Aim: In the material below, the lines containing the word "Mesa" are required; copy each of them.

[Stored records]
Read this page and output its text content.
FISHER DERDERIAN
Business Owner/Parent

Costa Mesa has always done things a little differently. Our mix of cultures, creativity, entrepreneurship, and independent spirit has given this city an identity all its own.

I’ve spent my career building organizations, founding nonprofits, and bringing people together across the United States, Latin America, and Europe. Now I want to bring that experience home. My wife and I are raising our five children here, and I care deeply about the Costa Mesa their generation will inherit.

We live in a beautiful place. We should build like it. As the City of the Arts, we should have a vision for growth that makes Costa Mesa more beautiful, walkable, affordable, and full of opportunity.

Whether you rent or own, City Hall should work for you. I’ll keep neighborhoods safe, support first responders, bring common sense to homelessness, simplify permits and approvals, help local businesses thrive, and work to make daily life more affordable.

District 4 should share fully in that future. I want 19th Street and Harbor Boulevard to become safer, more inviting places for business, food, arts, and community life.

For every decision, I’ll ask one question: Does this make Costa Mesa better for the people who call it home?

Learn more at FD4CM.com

==

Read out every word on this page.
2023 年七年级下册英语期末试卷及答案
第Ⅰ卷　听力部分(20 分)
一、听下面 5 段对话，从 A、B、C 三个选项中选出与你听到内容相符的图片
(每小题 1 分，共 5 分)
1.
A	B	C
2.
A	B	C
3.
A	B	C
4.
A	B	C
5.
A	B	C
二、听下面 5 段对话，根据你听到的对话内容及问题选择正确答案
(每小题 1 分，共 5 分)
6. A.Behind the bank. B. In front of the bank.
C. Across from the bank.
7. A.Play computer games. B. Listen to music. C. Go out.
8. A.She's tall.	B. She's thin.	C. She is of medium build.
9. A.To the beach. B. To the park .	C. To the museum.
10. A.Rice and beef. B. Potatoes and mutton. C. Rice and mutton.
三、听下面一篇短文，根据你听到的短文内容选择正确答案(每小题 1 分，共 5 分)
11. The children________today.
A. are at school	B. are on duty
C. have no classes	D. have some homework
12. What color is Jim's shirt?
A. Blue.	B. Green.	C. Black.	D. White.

Task answer:
Costa Mesa has always done things a little differently. Our mix of cultures, creativity, entrepreneurship, and independent spirit has given this city an identity all its own.
I’ve spent my career building organizations, founding nonprofits, and bringing people together across the United States, Latin America, and Europe. Now I want to bring that experience home. My wife and I are raising our five children here, and I care deeply about the Costa Mesa their generation will inherit.
We live in a beautiful place. We should build like it. As the City of the Arts, we should have a vision for growth that makes Costa Mesa more beautiful, walkable, affordable, and full of opportunity.
For every decision, I’ll ask one question: Does this make Costa Mesa better for the people who call it home?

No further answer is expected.